**Teks Sumber**:

........

Rahmatan bi Ummil Walad


Suatu ketika Nabi Muhammad saw. mengajarkan sebuah narasi tentang hadis "Rahmatan bi ummil walad" (kenyamanan bagi seorang ibu yang membawa anaknya ketika shalat berjama'ah di mesjid). Suatu ketika seorang ibu shalat di mesjid bersama nabi dengan membawa anaknya yang masih kecil ke dalam Mesjid. Ketika shalat berlangsung anak dari seorang ibu tersebut menangis. Lalu kemudian nabi yang mengimani shalat langsung memahami jika ada anak kecil tiba-tiba menangis. Atas tangisan bayi ditengah-tengah orang yang sedang shalat, tentunya muncul ketidakny-amanan antara jama'ah yang shalat, ibu yang punya anak, dan anaknya yang menangis.
Jama'ah merasa terganggu dengan tangisan seorang anak, seorang ibu merasa risau sebab anaknya menangis, dan seorang anak yang menangis merasa tangisannya tidak di hiraukan oleh ibunya. Ada tiga kerisauan di sini yang harus dipahami, dan ketiganya mempunyai hak masing-masing yang harus diakomodir oleh orang yang sedang shalat, terutama oleh imam yang memimpin shalat. Di sinilah sifat arogansinya nabi dihilangkan dan tidak merasa lebih baik walaupun sedang melaksanakan ibadah wajib sekalipun.
Kondisi seperti ini nabi memperringkas dan mempercepat shalatnya, sebab memahami kerisauan tiga komponen masyarakat sosial yang sedang berlangsung disaat shalat berjamaah bersama nabi dilaksanakan. Begitu pahamnya nabi dengan kondisi psikologi manusia, bahkan dalam shalat sekalipun nabi tetap mengakomodir keluhan umatnya.
Kejadian ini pernah saya alami sendiri. Ketika suatu subuh saat berada dikampung halaman terpaksa mengimani shalat berjama'ah bersama beberapa orang dikampung. Dengan keterbatasan kemampuan bacaan saya, tentunya tidak mengurangi kekusyukan shalat warga sebab sa'at itu imam yang selalu mengimani shalat berhalangan hadir. Menjadi imam pengganti bukanlah sesuatu yang membebani jiwa. Namanya saja pengganti, ya sudah tentu dimaklumi oleh jama‘ah yang hadir.
Tiba pada bacaan ayat saya memperpendek serta memperingkas bacaannya, sebab saya mendengar ada salah satu jamaah yang kebetulan rumahnya dekat dengan mushalla setempat. saya mendengar anaknya menangis dirumahnya. Sangking dekat dengan mushalla rumah jama‘ah tersebut, sehingga dengan mudah suara tangisan anaknya yang terbangun tiba-tiba disubuh hari terdengar ditelinga saya sa'at mengimani shalat subuh.

........

**Materi yang Diberikan**:

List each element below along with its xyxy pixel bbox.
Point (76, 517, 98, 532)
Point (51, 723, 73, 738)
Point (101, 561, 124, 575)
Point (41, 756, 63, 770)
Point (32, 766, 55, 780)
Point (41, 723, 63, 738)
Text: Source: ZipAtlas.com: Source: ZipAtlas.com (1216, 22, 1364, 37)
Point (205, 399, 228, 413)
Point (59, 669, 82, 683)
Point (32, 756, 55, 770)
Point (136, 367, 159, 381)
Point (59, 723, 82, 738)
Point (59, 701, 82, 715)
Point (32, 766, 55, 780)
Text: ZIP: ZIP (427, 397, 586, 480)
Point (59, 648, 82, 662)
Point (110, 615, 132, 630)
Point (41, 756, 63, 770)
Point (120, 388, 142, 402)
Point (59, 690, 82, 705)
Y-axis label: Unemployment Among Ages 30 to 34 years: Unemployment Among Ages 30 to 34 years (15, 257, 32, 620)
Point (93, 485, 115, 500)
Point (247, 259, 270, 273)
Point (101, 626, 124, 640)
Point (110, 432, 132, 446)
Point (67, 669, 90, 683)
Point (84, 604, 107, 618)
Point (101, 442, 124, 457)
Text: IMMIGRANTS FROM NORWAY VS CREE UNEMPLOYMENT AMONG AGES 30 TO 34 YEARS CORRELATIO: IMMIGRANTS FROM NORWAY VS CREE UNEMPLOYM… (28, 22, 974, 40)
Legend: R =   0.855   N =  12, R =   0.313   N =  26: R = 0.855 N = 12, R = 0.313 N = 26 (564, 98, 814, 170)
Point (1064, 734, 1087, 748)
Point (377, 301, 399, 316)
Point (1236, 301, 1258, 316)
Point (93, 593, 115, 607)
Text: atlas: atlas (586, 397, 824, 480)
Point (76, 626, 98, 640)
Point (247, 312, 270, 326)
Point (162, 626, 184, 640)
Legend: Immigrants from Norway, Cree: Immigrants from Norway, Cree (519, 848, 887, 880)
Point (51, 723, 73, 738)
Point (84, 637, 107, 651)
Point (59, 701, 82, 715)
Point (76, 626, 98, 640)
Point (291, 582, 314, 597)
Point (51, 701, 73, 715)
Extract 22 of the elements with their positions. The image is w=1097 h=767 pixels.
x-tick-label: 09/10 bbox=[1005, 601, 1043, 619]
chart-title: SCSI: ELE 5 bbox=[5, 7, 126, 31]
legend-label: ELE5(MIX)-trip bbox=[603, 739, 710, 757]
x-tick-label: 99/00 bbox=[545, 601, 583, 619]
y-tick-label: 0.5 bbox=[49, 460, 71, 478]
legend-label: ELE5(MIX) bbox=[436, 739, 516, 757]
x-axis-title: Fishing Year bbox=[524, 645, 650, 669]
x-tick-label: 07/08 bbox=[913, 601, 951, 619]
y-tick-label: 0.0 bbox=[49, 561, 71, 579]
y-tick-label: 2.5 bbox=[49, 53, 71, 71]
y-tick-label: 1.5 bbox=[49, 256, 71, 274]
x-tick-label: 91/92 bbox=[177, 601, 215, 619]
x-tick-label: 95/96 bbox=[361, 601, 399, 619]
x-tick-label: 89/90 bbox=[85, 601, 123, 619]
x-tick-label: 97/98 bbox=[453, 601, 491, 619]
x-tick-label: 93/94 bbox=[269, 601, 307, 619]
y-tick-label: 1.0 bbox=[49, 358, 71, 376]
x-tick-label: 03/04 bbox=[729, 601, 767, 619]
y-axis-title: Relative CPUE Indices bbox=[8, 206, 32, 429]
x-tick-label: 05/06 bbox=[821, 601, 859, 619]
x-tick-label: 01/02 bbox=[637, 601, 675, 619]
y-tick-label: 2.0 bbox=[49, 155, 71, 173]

........

**Daftar Tugas**:
(a) Salin kembali bagian teks sumber yang dimulai dengan "Jama'ah merasa terganggu" dan diakhiri dengan "mengakomodir keluhan umatnya.", lalu ganti "kerisauan" dengan "kegelisahan".
(b) Teruskan tulisan tentang hadis Rahmatan bi Ummil Walad mulai setelah kalimat terakhirnya.
Materi tersebut tidak berperan dalam tugas ini.

**Jawaban per Tugas**:
(a)
Jama'ah merasa terganggu dengan tangisan seorang anak, seorang ibu merasa risau sebab anaknya menangis, dan seorang anak yang menangis merasa tangisannya tidak di hiraukan oleh ibunya. Ada tiga kegelisahan di sini yang harus dipahami, dan ketiganya mempunyai hak masing-masing yang harus diakomodir oleh orang yang sedang shalat, terutama oleh imam yang memimpin shalat. Di sinilah sifat arogansinya nabi dihilangkan dan tidak merasa lebih baik walaupun sedang melaksanakan ibadah wajib sekalipun.
Kondisi seperti ini nabi memperringkas dan mempercepat shalatnya, sebab memahami kegelisahan tiga komponen masyarakat sosial yang sedang berlangsung disaat shalat berjamaah bersama nabi dilaksanakan. Begitu pahamnya nabi dengan kondisi psikologi manusia, bahkan dalam shalat sekalipun nabi tetap mengakomodir keluhan umatnya.

(b)
Setelah shalat selesai, jama'ah yang anaknya menangis bertanya kepada saya. Kenapa subuh ini sangat singkat shalatnya. Tidak terbiasa dengan shalat sebelumnya disa‘at kamu juga yang menjadi imamnya. Beberapa subuh sebelumnya ketika imam syik berhalangan hadir, saya juga yang menjadi penggantinya. Dan peristiwa seperti ini ada beberapa kali saya alami. Menjawab pertanyaan jama‘ah yang anaknya menangis, dengan senyuman saya menjawab, sea‘at sedang membca ayat saya mendengar suara anak sampean menangis, makanya saya percepat shalatnya sesingkat-singkat mungkin, supaya sampeyan bisa segera mendatangi anaknya yang sedang menangis.
Pada kondisi seperti saya setiba teringat ketika belajar ilmu hadis di pesantren Yasin Kalimantan selatan. Ketika kami belajar tentang hadis “jika kamu menjadi immam pada sebuah kaum, maka ringankkanlah shalatmu”, memahami hadis ini tentunya bukan karena konteks ada anak kecil yang menangis, melainkan karena ada sebuah perasaan psikologis, jika yang datang shalat bersama kita berlatar belakang kondisi psikis yang berbeda-beda. Ada yang sakit fisiknya, ada yang tergesa dengan urusan keduniaannya, dan berbagai macam urusan lainnya. Setelah saya menjelaskan kenapa shalat begitu cepat pada suatu subuh sa‘at itu. Kemudian jama'ah tersebut mengangguk ngangguk, dan saya tidak tahu apa yang diucapkan dalam hatinya ketika momen ini berlangsung.
Tanpa saya sadari, Ternyata sa'at itu saya sedang mengamalkan hadis '' rahmatan bi ummil walad", padahal saya belum pernah mendengar hadis tersebut kecuali pada suau malam dalam pengajian ba'da magrib di mesjid Prada Banda Aceh yang disampaikan oleh Ustadh Masrul 'Aidi, Lc.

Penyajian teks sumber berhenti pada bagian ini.